[Data items]
+++++

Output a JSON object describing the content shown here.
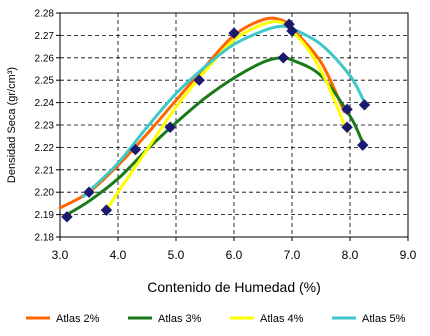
{
  "chart_data": {
    "type": "line",
    "title": "",
    "xlabel": "Contenido de Humedad (%)",
    "ylabel": "Densidad Seca (gr/cm³)",
    "xlim": [
      3.0,
      9.0
    ],
    "ylim": [
      2.18,
      2.28
    ],
    "x_ticks": [
      "3.0",
      "4.0",
      "5.0",
      "6.0",
      "7.0",
      "8.0",
      "9.0"
    ],
    "y_ticks": [
      "2.18",
      "2.19",
      "2.20",
      "2.21",
      "2.22",
      "2.23",
      "2.24",
      "2.25",
      "2.26",
      "2.27",
      "2.28"
    ],
    "grid": true,
    "legend_position": "bottom",
    "points": [
      {
        "x": 3.12,
        "y": 2.189
      },
      {
        "x": 3.5,
        "y": 2.2
      },
      {
        "x": 3.8,
        "y": 2.192
      },
      {
        "x": 4.3,
        "y": 2.219
      },
      {
        "x": 4.9,
        "y": 2.229
      },
      {
        "x": 5.4,
        "y": 2.25
      },
      {
        "x": 6.0,
        "y": 2.271
      },
      {
        "x": 6.85,
        "y": 2.26
      },
      {
        "x": 6.95,
        "y": 2.275
      },
      {
        "x": 7.0,
        "y": 2.272
      },
      {
        "x": 7.95,
        "y": 2.229
      },
      {
        "x": 7.95,
        "y": 2.237
      },
      {
        "x": 8.22,
        "y": 2.221
      },
      {
        "x": 8.25,
        "y": 2.239
      }
    ],
    "series": [
      {
        "name": "Atlas 2%",
        "color": "#ff6600",
        "x": [
          3.0,
          3.5,
          4.0,
          4.5,
          5.0,
          5.5,
          6.0,
          6.5,
          6.8,
          7.0,
          7.5,
          7.9
        ],
        "y": [
          2.193,
          2.2,
          2.212,
          2.226,
          2.241,
          2.256,
          2.27,
          2.277,
          2.277,
          2.273,
          2.258,
          2.236
        ]
      },
      {
        "name": "Atlas 3%",
        "color": "#1a7a1a",
        "x": [
          3.12,
          3.5,
          4.0,
          4.5,
          5.0,
          5.5,
          6.0,
          6.5,
          6.8,
          7.0,
          7.5,
          8.0,
          8.22
        ],
        "y": [
          2.19,
          2.196,
          2.206,
          2.219,
          2.231,
          2.242,
          2.251,
          2.258,
          2.26,
          2.259,
          2.252,
          2.234,
          2.222
        ]
      },
      {
        "name": "Atlas 4%",
        "color": "#ffff00",
        "x": [
          3.8,
          4.0,
          4.5,
          5.0,
          5.5,
          6.0,
          6.5,
          6.8,
          7.0,
          7.3,
          7.6,
          7.95
        ],
        "y": [
          2.192,
          2.2,
          2.219,
          2.238,
          2.254,
          2.268,
          2.275,
          2.276,
          2.272,
          2.263,
          2.249,
          2.227
        ]
      },
      {
        "name": "Atlas 5%",
        "color": "#3fc8c8",
        "x": [
          3.4,
          4.0,
          4.5,
          5.0,
          5.5,
          6.0,
          6.5,
          6.8,
          7.0,
          7.5,
          8.0,
          8.25
        ],
        "y": [
          2.198,
          2.213,
          2.229,
          2.244,
          2.256,
          2.266,
          2.272,
          2.274,
          2.273,
          2.266,
          2.252,
          2.24
        ]
      }
    ]
  }
}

+++++

__WORK INSTRUCTIONS__: All records above are to be printed exactly, minus the pictures they contain.

__RIGHT ANSWER__:
Output a JSON object describing the content shown here.
{
  "chart_data": {
    "type": "line",
    "title": "",
    "xlabel": "Contenido de Humedad (%)",
    "ylabel": "Densidad Seca (gr/cm³)",
    "xlim": [
      3.0,
      9.0
    ],
    "ylim": [
      2.18,
      2.28
    ],
    "x_ticks": [
      "3.0",
      "4.0",
      "5.0",
      "6.0",
      "7.0",
      "8.0",
      "9.0"
    ],
    "y_ticks": [
      "2.18",
      "2.19",
      "2.20",
      "2.21",
      "2.22",
      "2.23",
      "2.24",
      "2.25",
      "2.26",
      "2.27",
      "2.28"
    ],
    "grid": true,
    "legend_position": "bottom",
    "points": [
      {
        "x": 3.12,
        "y": 2.189
      },
      {
        "x": 3.5,
        "y": 2.2
      },
      {
        "x": 3.8,
        "y": 2.192
      },
      {
        "x": 4.3,
        "y": 2.219
      },
      {
        "x": 4.9,
        "y": 2.229
      },
      {
        "x": 5.4,
        "y": 2.25
      },
      {
        "x": 6.0,
        "y": 2.271
      },
      {
        "x": 6.85,
        "y": 2.26
      },
      {
        "x": 6.95,
        "y": 2.275
      },
      {
        "x": 7.0,
        "y": 2.272
      },
      {
        "x": 7.95,
        "y": 2.229
      },
      {
        "x": 7.95,
        "y": 2.237
      },
      {
        "x": 8.22,
        "y": 2.221
      },
      {
        "x": 8.25,
        "y": 2.239
      }
    ],
    "series": [
      {
        "name": "Atlas 2%",
        "color": "#ff6600",
        "x": [
          3.0,
          3.5,
          4.0,
          4.5,
          5.0,
          5.5,
          6.0,
          6.5,
          6.8,
          7.0,
          7.5,
          7.9
        ],
        "y": [
          2.193,
          2.2,
          2.212,
          2.226,
          2.241,
          2.256,
          2.27,
          2.277,
          2.277,
          2.273,
          2.258,
          2.236
        ]
      },
      {
        "name": "Atlas 3%",
        "color": "#1a7a1a",
        "x": [
          3.12,
          3.5,
          4.0,
          4.5,
          5.0,
          5.5,
          6.0,
          6.5,
          6.8,
          7.0,
          7.5,
          8.0,
          8.22
        ],
        "y": [
          2.19,
          2.196,
          2.206,
          2.219,
          2.231,
          2.242,
          2.251,
          2.258,
          2.26,
          2.259,
          2.252,
          2.234,
          2.222
        ]
      },
      {
        "name": "Atlas 4%",
        "color": "#ffff00",
        "x": [
          3.8,
          4.0,
          4.5,
          5.0,
          5.5,
          6.0,
          6.5,
          6.8,
          7.0,
          7.3,
          7.6,
          7.95
        ],
        "y": [
          2.192,
          2.2,
          2.219,
          2.238,
          2.254,
          2.268,
          2.275,
          2.276,
          2.272,
          2.263,
          2.249,
          2.227
        ]
      },
      {
        "name": "Atlas 5%",
        "color": "#3fc8c8",
        "x": [
          3.4,
          4.0,
          4.5,
          5.0,
          5.5,
          6.0,
          6.5,
          6.8,
          7.0,
          7.5,
          8.0,
          8.25
        ],
        "y": [
          2.198,
          2.213,
          2.229,
          2.244,
          2.256,
          2.266,
          2.272,
          2.274,
          2.273,
          2.266,
          2.252,
          2.24
        ]
      }
    ]
  }
}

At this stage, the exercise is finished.